■ PROBLEM DETAILS ■
Beginning with the line that holds "What text is on this page?", set down each line of the data below through the very last, exactly as given, and nothing beyond that.

Stored entries:
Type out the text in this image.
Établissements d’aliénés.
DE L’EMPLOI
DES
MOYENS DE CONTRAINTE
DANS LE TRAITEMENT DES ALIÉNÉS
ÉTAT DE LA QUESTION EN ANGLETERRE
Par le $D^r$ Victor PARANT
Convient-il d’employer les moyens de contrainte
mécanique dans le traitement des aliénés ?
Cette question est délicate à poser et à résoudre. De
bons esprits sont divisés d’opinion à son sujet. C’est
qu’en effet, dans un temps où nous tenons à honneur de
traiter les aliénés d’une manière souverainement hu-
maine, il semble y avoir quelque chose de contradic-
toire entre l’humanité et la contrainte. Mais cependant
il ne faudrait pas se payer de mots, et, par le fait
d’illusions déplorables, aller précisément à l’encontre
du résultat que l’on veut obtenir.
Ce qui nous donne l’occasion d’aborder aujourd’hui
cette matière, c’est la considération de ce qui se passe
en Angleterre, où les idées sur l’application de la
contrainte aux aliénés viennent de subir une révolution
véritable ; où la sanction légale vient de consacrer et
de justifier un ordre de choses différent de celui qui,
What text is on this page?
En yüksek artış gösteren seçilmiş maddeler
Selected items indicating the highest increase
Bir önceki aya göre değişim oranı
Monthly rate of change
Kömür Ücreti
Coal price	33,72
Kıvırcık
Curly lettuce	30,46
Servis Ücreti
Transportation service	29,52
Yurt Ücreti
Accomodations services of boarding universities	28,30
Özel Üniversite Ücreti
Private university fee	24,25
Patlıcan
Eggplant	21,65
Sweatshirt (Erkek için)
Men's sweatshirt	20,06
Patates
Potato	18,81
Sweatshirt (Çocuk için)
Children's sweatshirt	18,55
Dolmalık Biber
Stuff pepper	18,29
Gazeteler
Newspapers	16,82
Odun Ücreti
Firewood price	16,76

■ WRITTEN REPLY ■
What text is on this page?
En yüksek artış gösteren seçilmiş maddeler
Selected items indicating the highest increase
Bir önceki aya göre değişim oranı
Monthly rate of change
Kömür Ücreti
Coal price	33,72
Kıvırcık
Curly lettuce	30,46
Servis Ücreti
Transportation service	29,52
Yurt Ücreti
Accomodations services of boarding universities	28,30
Özel Üniversite Ücreti
Private university fee	24,25
Patlıcan
Eggplant	21,65
Sweatshirt (Erkek için)
Men's sweatshirt	20,06
Patates
Potato	18,81
Sweatshirt (Çocuk için)
Children's sweatshirt	18,55
Dolmalık Biber
Stuff pepper	18,29
Gazeteler
Newspapers	16,82
Odun Ücreti
Firewood price	16,76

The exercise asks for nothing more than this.